# ページ抜粋
山田(正)委員 そうすると、いわゆる固着域がはがれる前兆滑りの中間ぐらいではないかということなんですが、いわゆる前兆滑りが始まってマグニチュード八以上の地震が起こるまでの間、例えば何日間なのか、何カ月なのか、あるいは何時間なのか、その辺はいかがなんですか。
溝上参考人 前兆滑りを気象庁がとらえまして、そしていよいよ東海地震に向かうという時点から、大きな揺れを伴って断層が全面的に破壊して東海地震が来るという、その間の時間は、一つには前例、例えば東南海地震のときの測量結果を見ますと、当時の観測レベルは今よりもかなり低いものでありますが、約四十八時間程度の時間の差がございます。もちろん、当時はそれが前兆滑りとは思っておりませんから、何の手も打たなかったのですが、今であれば四十八時間というふうに見ることができます。同様なことが、南海地震の場合、一九四六年も、検潮儀であらわれ始めたのが大体四十八時間前、これは前例でございます。
 それからもう一つ、いろいろなケースを考えるという意味で数値シミュレーションをやってみると、もっと時間が短い。ずっと足元まで来てから蛇がかま首をもたげるように、ぐっと異常が出てくる。その場合には、例えば四十八時間というような保証はないわけで、十二時間であったり、場合によっては数時間前であるかもしれない。

# 作業内容
1) 前兆滑りをめぐる質疑から、「溝上参考人 前兆滑りを気象庁」で始まり「前、これは前例でございます。」まで続く部分をそのまま抜き出してください。
2) 前兆滑りをめぐる質疑のうち、「それからもう一つ」で始まる段落を、要点を残して短くまとめてください。
3) 前兆滑りをめぐる質疑を、最後の発言の後から書き進めてください。

# データの内容

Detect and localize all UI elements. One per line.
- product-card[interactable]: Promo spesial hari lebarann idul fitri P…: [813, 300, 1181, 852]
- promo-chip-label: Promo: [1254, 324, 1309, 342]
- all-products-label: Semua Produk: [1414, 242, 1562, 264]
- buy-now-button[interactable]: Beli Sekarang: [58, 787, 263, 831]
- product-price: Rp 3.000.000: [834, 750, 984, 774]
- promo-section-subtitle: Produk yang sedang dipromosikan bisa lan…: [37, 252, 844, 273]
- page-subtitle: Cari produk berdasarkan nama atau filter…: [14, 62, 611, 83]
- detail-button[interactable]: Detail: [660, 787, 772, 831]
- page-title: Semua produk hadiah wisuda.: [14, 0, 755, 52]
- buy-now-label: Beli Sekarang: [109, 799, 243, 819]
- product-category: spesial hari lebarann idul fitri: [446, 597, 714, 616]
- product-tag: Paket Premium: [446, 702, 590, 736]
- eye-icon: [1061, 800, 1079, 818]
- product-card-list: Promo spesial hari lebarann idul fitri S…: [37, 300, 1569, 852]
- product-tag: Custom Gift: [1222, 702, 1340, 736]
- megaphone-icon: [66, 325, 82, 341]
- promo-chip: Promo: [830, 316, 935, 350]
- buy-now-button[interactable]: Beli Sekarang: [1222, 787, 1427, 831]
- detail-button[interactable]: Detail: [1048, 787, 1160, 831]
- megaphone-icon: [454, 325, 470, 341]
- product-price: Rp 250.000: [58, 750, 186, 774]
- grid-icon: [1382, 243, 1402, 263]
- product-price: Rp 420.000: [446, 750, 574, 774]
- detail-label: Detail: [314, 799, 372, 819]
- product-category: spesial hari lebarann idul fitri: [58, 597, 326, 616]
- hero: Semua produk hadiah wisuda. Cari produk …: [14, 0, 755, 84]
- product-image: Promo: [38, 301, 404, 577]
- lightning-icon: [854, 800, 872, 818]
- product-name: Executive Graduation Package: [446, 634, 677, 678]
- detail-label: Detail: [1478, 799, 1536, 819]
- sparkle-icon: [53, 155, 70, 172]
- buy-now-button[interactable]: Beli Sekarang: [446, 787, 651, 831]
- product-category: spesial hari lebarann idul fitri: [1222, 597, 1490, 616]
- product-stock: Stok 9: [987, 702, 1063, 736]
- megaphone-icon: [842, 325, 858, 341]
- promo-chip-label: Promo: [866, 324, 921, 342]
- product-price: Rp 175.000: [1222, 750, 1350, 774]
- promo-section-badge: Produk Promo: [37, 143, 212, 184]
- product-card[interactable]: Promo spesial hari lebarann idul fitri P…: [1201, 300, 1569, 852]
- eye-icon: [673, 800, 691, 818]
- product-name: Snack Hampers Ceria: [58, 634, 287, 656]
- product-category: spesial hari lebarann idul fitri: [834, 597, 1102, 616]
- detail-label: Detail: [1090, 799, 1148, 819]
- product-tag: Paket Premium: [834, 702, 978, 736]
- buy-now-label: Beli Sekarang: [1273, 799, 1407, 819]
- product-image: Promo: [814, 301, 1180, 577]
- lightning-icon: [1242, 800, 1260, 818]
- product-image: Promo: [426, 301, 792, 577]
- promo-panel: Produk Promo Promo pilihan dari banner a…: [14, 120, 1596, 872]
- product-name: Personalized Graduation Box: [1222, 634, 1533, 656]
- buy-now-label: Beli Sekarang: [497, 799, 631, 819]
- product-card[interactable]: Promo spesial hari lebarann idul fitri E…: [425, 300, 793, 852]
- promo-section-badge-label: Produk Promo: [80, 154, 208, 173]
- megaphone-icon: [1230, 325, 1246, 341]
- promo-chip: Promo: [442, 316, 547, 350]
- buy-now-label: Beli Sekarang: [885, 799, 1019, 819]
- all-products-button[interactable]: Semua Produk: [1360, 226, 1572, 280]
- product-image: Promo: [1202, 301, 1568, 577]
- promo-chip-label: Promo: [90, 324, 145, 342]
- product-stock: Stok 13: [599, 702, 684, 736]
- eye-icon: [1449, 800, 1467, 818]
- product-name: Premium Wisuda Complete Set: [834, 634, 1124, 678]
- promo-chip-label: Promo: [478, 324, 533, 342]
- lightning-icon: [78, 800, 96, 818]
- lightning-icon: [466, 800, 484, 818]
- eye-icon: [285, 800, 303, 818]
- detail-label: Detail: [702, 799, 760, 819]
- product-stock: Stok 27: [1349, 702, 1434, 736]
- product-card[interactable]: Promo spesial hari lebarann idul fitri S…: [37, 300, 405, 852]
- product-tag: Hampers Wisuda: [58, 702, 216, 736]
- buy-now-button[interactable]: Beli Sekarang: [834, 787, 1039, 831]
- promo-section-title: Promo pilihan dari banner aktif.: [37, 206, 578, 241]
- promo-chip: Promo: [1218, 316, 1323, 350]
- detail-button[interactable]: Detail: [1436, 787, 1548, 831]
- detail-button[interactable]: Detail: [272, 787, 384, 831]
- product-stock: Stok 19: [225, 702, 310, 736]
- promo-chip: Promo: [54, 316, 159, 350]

# 作業別の解答
1)
溝上参考人 前兆滑りを気象庁がとらえまして、そしていよいよ東海地震に向かうという時点から、大きな揺れを伴って断層が全面的に破壊して東海地震が来るという、その間の時間は、一つには前例、例えば東南海地震のときの測量結果を見ますと、当時の観測レベルは今よりもかなり低いものでありますが、約四十八時間程度の時間の差がございます。もちろん、当時はそれが前兆滑りとは思っておりませんから、何の手も打たなかったのですが、今であれば四十八時間というふうに見ることができます。同様なことが、南海地震の場合、一九四六年も、検潮儀であらわれ始めたのが大体四十八時間前、これは前例でございます。

2) 数値シミュレーションでは、前兆滑りから地震までの時間は前例より短くなる。異常は直前になって急に現れる。その場合、四十八時間という保証はなく、十二時間のこともあれば、数時間前のこともありうる。

3)
 これは自然現象の側でございますが、これをなるべく早くつかまえるためには、やはり観測網を充実すれば、その立ち上がりの非常に早い時点でつかまえるという人間サイドの技術的ないわゆる観測のレベルを上げれば、その分だけは間違いなく早まりますから、その努力を積み重ねてきて判定の招集の基準をぐっと一けた下げた、そういう判定の基準を最近設けております。それは、観測の能力を上げて、人間の努力で早目に持ってくる。
 だけれども、一方、自然の方は我々のコントロールはききません。東海地震の直前予知というのは、一つには、地震が起き始めてから情報を出しますから、非常に確度の高いものでありますけれども、同時に、観測の限界というものと、自然の出てくる出ぐあいによって、四十八時間であるかもしれないし、もっと短いかもしれない。ですから、情報を発信するときに、なるべく手際よく、早く確実な情報を出して、ゆとりの時間を十分とるような努力に励む、今後わざも磨くということが非常に重要だと思っております。
山田(正)委員 お聞きしますと、いわゆる前兆滑りを観測して四十八時間から数時間前までには地震の予報がほぼ確実にできる、そういう段階に東海沖地震はあるんだと考えていいかと今お聞きしたのですが、四十八時間前に前兆滑りがわかって、予知判定委員会というのですか、そこで、今申しましたように、予知を素早くといいますか、もたもたせずにというか、そういった形でのシステム、それはもう十分にできているものなんでしょうか。
 なお、四十八時間あるいは四、五時間前に東海沖地震を予知できたとして、その予知の後の、例えば火災に対する備えとか、そういったことについてはことごとくシミュレーションができているのかどうか、その点については片山先生にお聞きしたいと思うのですが、お二人から今の件でお話を。
溝上参考人 ただいまの件に関しましては、十八ページの、東海地震直前に想定される体積ひずみ計データの変化というものをごらんになっていただきたいと思います。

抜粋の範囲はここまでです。